[Raw records]

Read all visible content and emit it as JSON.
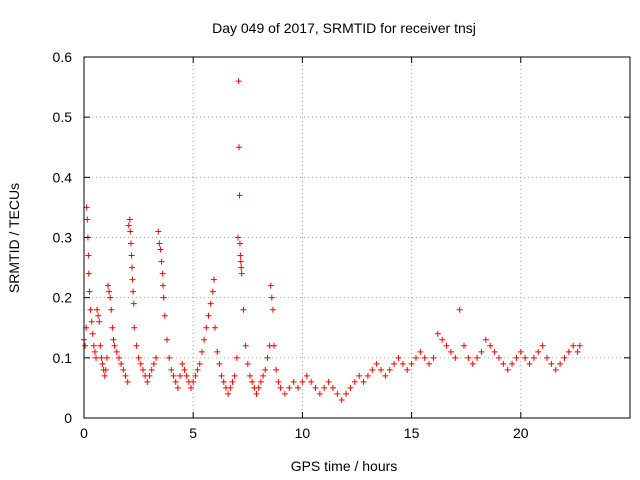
{
  "chart_data": {
    "type": "scatter",
    "title": "Day 049 of 2017, SRMTID for receiver tnsj",
    "xlabel": "GPS time / hours",
    "ylabel": "SRMTID / TECUs",
    "xlim": [
      0,
      25
    ],
    "ylim": [
      0,
      0.6
    ],
    "xticks": [
      0,
      5,
      10,
      15,
      20
    ],
    "xtick_labels": [
      "0",
      "5",
      "10",
      "15",
      "20"
    ],
    "yticks": [
      0,
      0.1,
      0.2,
      0.3,
      0.4,
      0.5,
      0.6
    ],
    "ytick_labels": [
      "0",
      "0.1",
      "0.2",
      "0.3",
      "0.4",
      "0.5",
      "0.6"
    ],
    "grid": true,
    "marker": "+",
    "color": "#ff0000",
    "series": [
      {
        "name": "SRMTID",
        "points": [
          [
            0.0,
            0.13
          ],
          [
            0.05,
            0.12
          ],
          [
            0.1,
            0.15
          ],
          [
            0.12,
            0.35
          ],
          [
            0.15,
            0.33
          ],
          [
            0.18,
            0.3
          ],
          [
            0.2,
            0.27
          ],
          [
            0.22,
            0.24
          ],
          [
            0.25,
            0.21
          ],
          [
            0.3,
            0.18
          ],
          [
            0.35,
            0.16
          ],
          [
            0.4,
            0.14
          ],
          [
            0.45,
            0.12
          ],
          [
            0.5,
            0.11
          ],
          [
            0.55,
            0.1
          ],
          [
            0.6,
            0.18
          ],
          [
            0.65,
            0.17
          ],
          [
            0.7,
            0.16
          ],
          [
            0.75,
            0.12
          ],
          [
            0.8,
            0.1
          ],
          [
            0.85,
            0.09
          ],
          [
            0.9,
            0.08
          ],
          [
            0.95,
            0.07
          ],
          [
            1.0,
            0.08
          ],
          [
            1.05,
            0.1
          ],
          [
            1.1,
            0.22
          ],
          [
            1.15,
            0.21
          ],
          [
            1.2,
            0.2
          ],
          [
            1.25,
            0.18
          ],
          [
            1.3,
            0.15
          ],
          [
            1.35,
            0.13
          ],
          [
            1.4,
            0.12
          ],
          [
            1.5,
            0.11
          ],
          [
            1.6,
            0.1
          ],
          [
            1.7,
            0.09
          ],
          [
            1.8,
            0.08
          ],
          [
            1.9,
            0.07
          ],
          [
            2.0,
            0.06
          ],
          [
            2.05,
            0.32
          ],
          [
            2.1,
            0.33
          ],
          [
            2.12,
            0.31
          ],
          [
            2.15,
            0.29
          ],
          [
            2.18,
            0.27
          ],
          [
            2.2,
            0.25
          ],
          [
            2.22,
            0.23
          ],
          [
            2.25,
            0.21
          ],
          [
            2.28,
            0.19
          ],
          [
            2.3,
            0.15
          ],
          [
            2.4,
            0.12
          ],
          [
            2.5,
            0.1
          ],
          [
            2.6,
            0.09
          ],
          [
            2.7,
            0.08
          ],
          [
            2.8,
            0.07
          ],
          [
            2.9,
            0.06
          ],
          [
            3.0,
            0.07
          ],
          [
            3.1,
            0.08
          ],
          [
            3.2,
            0.09
          ],
          [
            3.3,
            0.1
          ],
          [
            3.4,
            0.31
          ],
          [
            3.45,
            0.29
          ],
          [
            3.5,
            0.28
          ],
          [
            3.55,
            0.26
          ],
          [
            3.6,
            0.24
          ],
          [
            3.62,
            0.22
          ],
          [
            3.65,
            0.2
          ],
          [
            3.7,
            0.17
          ],
          [
            3.8,
            0.13
          ],
          [
            3.9,
            0.1
          ],
          [
            4.0,
            0.08
          ],
          [
            4.1,
            0.07
          ],
          [
            4.2,
            0.06
          ],
          [
            4.3,
            0.05
          ],
          [
            4.4,
            0.07
          ],
          [
            4.5,
            0.09
          ],
          [
            4.6,
            0.08
          ],
          [
            4.7,
            0.07
          ],
          [
            4.8,
            0.06
          ],
          [
            4.9,
            0.05
          ],
          [
            5.0,
            0.06
          ],
          [
            5.1,
            0.07
          ],
          [
            5.2,
            0.08
          ],
          [
            5.3,
            0.09
          ],
          [
            5.4,
            0.11
          ],
          [
            5.5,
            0.13
          ],
          [
            5.6,
            0.15
          ],
          [
            5.7,
            0.17
          ],
          [
            5.8,
            0.19
          ],
          [
            5.9,
            0.21
          ],
          [
            5.95,
            0.23
          ],
          [
            6.0,
            0.15
          ],
          [
            6.1,
            0.11
          ],
          [
            6.2,
            0.09
          ],
          [
            6.3,
            0.07
          ],
          [
            6.4,
            0.06
          ],
          [
            6.5,
            0.05
          ],
          [
            6.6,
            0.04
          ],
          [
            6.7,
            0.05
          ],
          [
            6.8,
            0.06
          ],
          [
            6.9,
            0.07
          ],
          [
            7.0,
            0.1
          ],
          [
            7.05,
            0.3
          ],
          [
            7.08,
            0.56
          ],
          [
            7.1,
            0.45
          ],
          [
            7.12,
            0.37
          ],
          [
            7.14,
            0.29
          ],
          [
            7.16,
            0.27
          ],
          [
            7.18,
            0.26
          ],
          [
            7.2,
            0.25
          ],
          [
            7.22,
            0.24
          ],
          [
            7.3,
            0.18
          ],
          [
            7.4,
            0.12
          ],
          [
            7.5,
            0.09
          ],
          [
            7.6,
            0.07
          ],
          [
            7.7,
            0.06
          ],
          [
            7.8,
            0.05
          ],
          [
            7.9,
            0.04
          ],
          [
            8.0,
            0.05
          ],
          [
            8.1,
            0.06
          ],
          [
            8.2,
            0.07
          ],
          [
            8.3,
            0.08
          ],
          [
            8.4,
            0.1
          ],
          [
            8.5,
            0.12
          ],
          [
            8.55,
            0.22
          ],
          [
            8.6,
            0.2
          ],
          [
            8.65,
            0.18
          ],
          [
            8.7,
            0.12
          ],
          [
            8.8,
            0.08
          ],
          [
            8.9,
            0.06
          ],
          [
            9.0,
            0.05
          ],
          [
            9.2,
            0.04
          ],
          [
            9.4,
            0.05
          ],
          [
            9.6,
            0.06
          ],
          [
            9.8,
            0.05
          ],
          [
            10.0,
            0.06
          ],
          [
            10.2,
            0.07
          ],
          [
            10.4,
            0.06
          ],
          [
            10.6,
            0.05
          ],
          [
            10.8,
            0.04
          ],
          [
            11.0,
            0.05
          ],
          [
            11.2,
            0.06
          ],
          [
            11.4,
            0.05
          ],
          [
            11.6,
            0.04
          ],
          [
            11.8,
            0.03
          ],
          [
            12.0,
            0.04
          ],
          [
            12.2,
            0.05
          ],
          [
            12.4,
            0.06
          ],
          [
            12.6,
            0.07
          ],
          [
            12.8,
            0.06
          ],
          [
            13.0,
            0.07
          ],
          [
            13.2,
            0.08
          ],
          [
            13.4,
            0.09
          ],
          [
            13.6,
            0.08
          ],
          [
            13.8,
            0.07
          ],
          [
            14.0,
            0.08
          ],
          [
            14.2,
            0.09
          ],
          [
            14.4,
            0.1
          ],
          [
            14.6,
            0.09
          ],
          [
            14.8,
            0.08
          ],
          [
            15.0,
            0.09
          ],
          [
            15.2,
            0.1
          ],
          [
            15.4,
            0.11
          ],
          [
            15.6,
            0.1
          ],
          [
            15.8,
            0.09
          ],
          [
            16.0,
            0.1
          ],
          [
            16.2,
            0.14
          ],
          [
            16.4,
            0.13
          ],
          [
            16.6,
            0.12
          ],
          [
            16.8,
            0.11
          ],
          [
            17.0,
            0.1
          ],
          [
            17.2,
            0.18
          ],
          [
            17.4,
            0.12
          ],
          [
            17.6,
            0.1
          ],
          [
            17.8,
            0.09
          ],
          [
            18.0,
            0.1
          ],
          [
            18.2,
            0.11
          ],
          [
            18.4,
            0.13
          ],
          [
            18.6,
            0.12
          ],
          [
            18.8,
            0.11
          ],
          [
            19.0,
            0.1
          ],
          [
            19.2,
            0.09
          ],
          [
            19.4,
            0.08
          ],
          [
            19.6,
            0.09
          ],
          [
            19.8,
            0.1
          ],
          [
            20.0,
            0.11
          ],
          [
            20.2,
            0.1
          ],
          [
            20.4,
            0.09
          ],
          [
            20.6,
            0.1
          ],
          [
            20.8,
            0.11
          ],
          [
            21.0,
            0.12
          ],
          [
            21.2,
            0.1
          ],
          [
            21.4,
            0.09
          ],
          [
            21.6,
            0.08
          ],
          [
            21.8,
            0.09
          ],
          [
            22.0,
            0.1
          ],
          [
            22.2,
            0.11
          ],
          [
            22.4,
            0.12
          ],
          [
            22.6,
            0.11
          ],
          [
            22.7,
            0.12
          ]
        ]
      }
    ]
  }
}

◆ What to produce:
Set out every line from the material that contains the string "SRMTID".

◆ Solution to the problem:
    "title": "Day 049 of 2017, SRMTID for receiver tnsj",
    "ylabel": "SRMTID / TECUs",
        "name": "SRMTID",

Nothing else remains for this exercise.